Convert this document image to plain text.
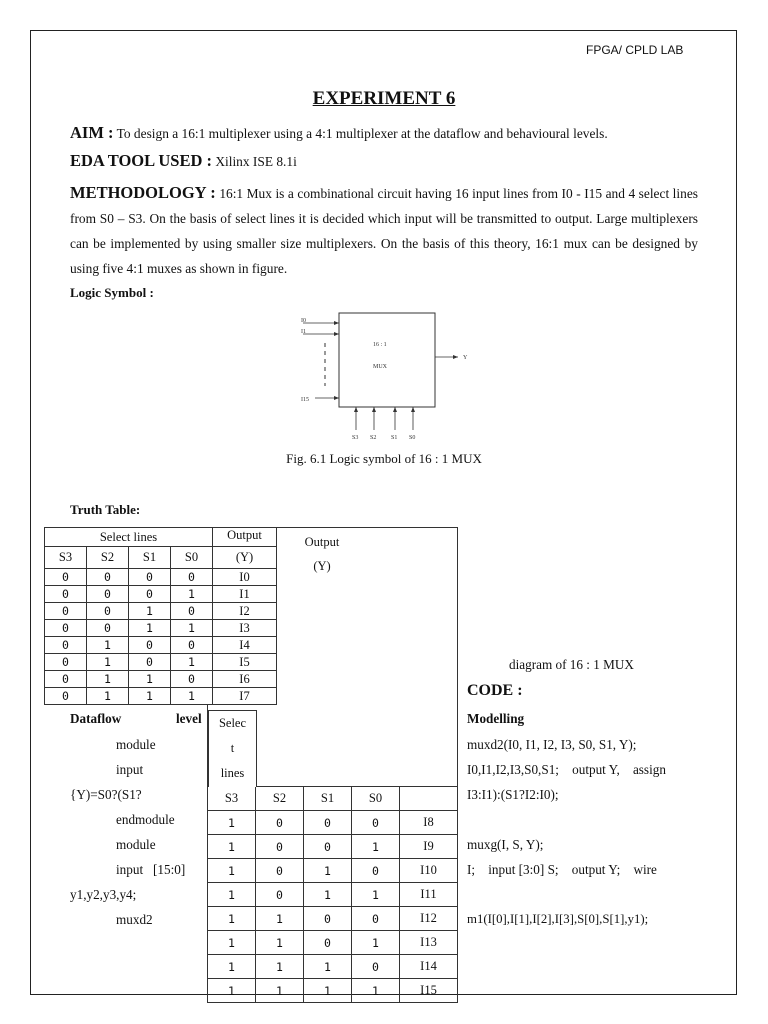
FPGA/ CPLD LAB
EXPERIMENT 6
AIM : To design a 16:1 multiplexer using a 4:1 multiplexer at the dataflow and behavioural levels.
EDA TOOL USED : Xilinx ISE 8.1i
METHODOLOGY : 16:1 Mux is a combinational circuit having 16 input lines from I0 - I15 and 4 select lines from S0 – S3. On the basis of select lines it is decided which input will be transmitted to output. Large multiplexers can be implemented by using smaller size multiplexers. On the basis of this theory, 16:1 mux can be designed by using five 4:1 muxes as shown in figure.
Logic Symbol :
I0
I1
I15
16 : 1
MUX
Y
S3 S2 S1 S0
Fig. 6.1 Logic symbol of 16 : 1 MUX
Truth Table:
Output
(Y)				

S3	S2	S1	S0	
1	0	0	0	I8
1	0	0	1	I9
1	0	1	0	I10
1	0	1	1	I11
1	1	0	0	I12
1	1	0	1	I13
1	1	1	0	I14
1	1	1	1	I15
Selec
t
lines
Select lines				Output
S3	S2	S1	S0	(Y)
0	0	0	0	I0
0	0	0	1	I1
0	0	1	0	I2
0	0	1	1	I3
0	1	0	0	I4
0	1	0	1	I5
0	1	1	0	I6
0	1	1	1	I7
diagram of 16 : 1 MUX
CODE :
Modelling
muxd2(I0, I1, I2, I3, S0, S1, Y);
I0,I1,I2,I3,S0,S1;    output Y,    assign
I3:I1):(S1?I2:I0);
muxg(I, S, Y);
I;    input [3:0] S;    output Y;    wire
m1(I[0],I[1],I[2],I[3],S[0],S[1],y1);
Dataflow	level
module
input
{Y)=S0?(S1?
endmodule
module
input   [15:0]
y1,y2,y3,y4;
muxd2
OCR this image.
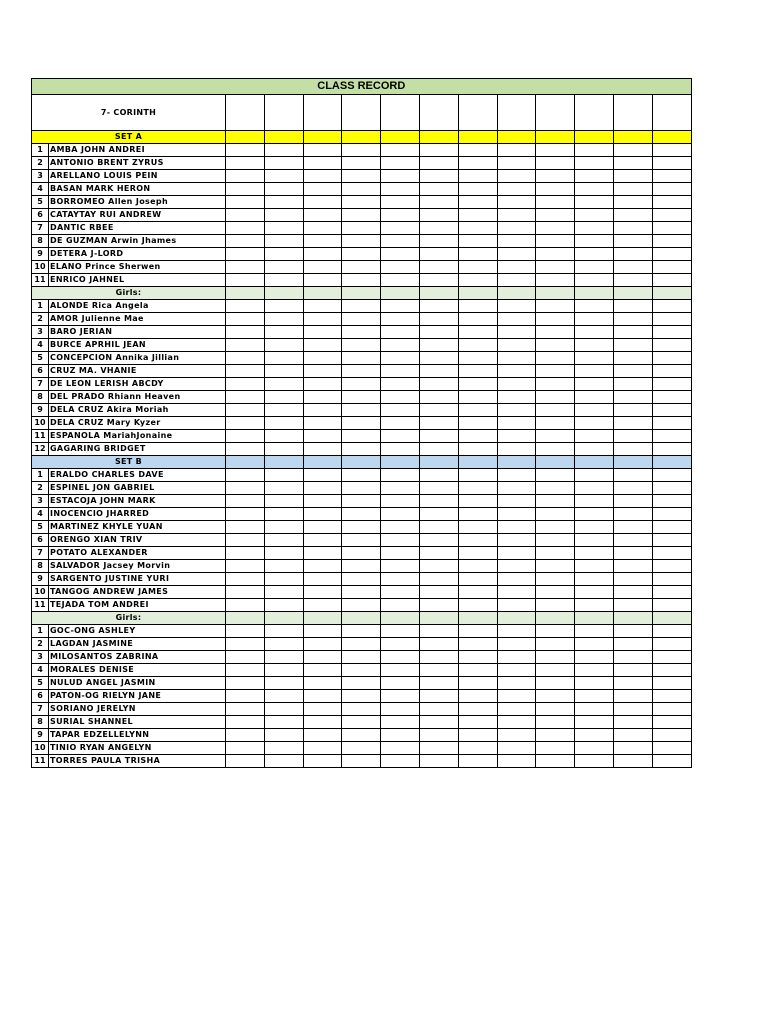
CLASS RECORD													
7- CORINTH													
SET A													
1	AMBA JOHN ANDREI												
2	ANTONIO BRENT ZYRUS												
3	ARELLANO LOUIS PEIN												
4	BASAN MARK HERON												
5	BORROMEO Allen Joseph												
6	CATAYTAY RUI ANDREW												
7	DANTIC RBEE												
8	DE GUZMAN Arwin Jhames												
9	DETERA J-LORD												
10	ELANO Prince Sherwen												
11	ENRICO JAHNEL												
Girls:													
1	ALONDE Rica Angela												
2	AMOR Julienne Mae												
3	BARO JERIAN												
4	BURCE APRHIL JEAN												
5	CONCEPCION Annika Jillian												
6	CRUZ MA. VHANIE												
7	DE LEON LERISH ABCDY												
8	DEL PRADO Rhiann Heaven												
9	DELA CRUZ Akira Moriah												
10	DELA CRUZ Mary Kyzer												
11	ESPANOLA MariahJonaine												
12	GAGARING BRIDGET												
SET B													
1	ERALDO CHARLES DAVE												
2	ESPINEL JON GABRIEL												
3	ESTACOJA JOHN MARK												
4	INOCENCIO JHARRED												
5	MARTINEZ KHYLE YUAN												
6	ORENGO XIAN TRIV												
7	POTATO ALEXANDER												
8	SALVADOR Jacsey Morvin												
9	SARGENTO JUSTINE YURI												
10	TANGOG ANDREW JAMES												
11	TEJADA TOM ANDREI												
Girls:													
1	GOC-ONG ASHLEY												
2	LAGDAN JASMINE												
3	MILOSANTOS ZABRINA												
4	MORALES DENISE												
5	NULUD ANGEL JASMIN												
6	PATON-OG RIELYN JANE												
7	SORIANO JERELYN												
8	SURIAL SHANNEL												
9	TAPAR EDZELLELYNN												
10	TINIO RYAN ANGELYN												
11	TORRES PAULA TRISHA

====

Identify each line of the material where the word "JOHN" shows up, and copy it.

1	AMBA JOHN ANDREI												
3	ESTACOJA JOHN MARK												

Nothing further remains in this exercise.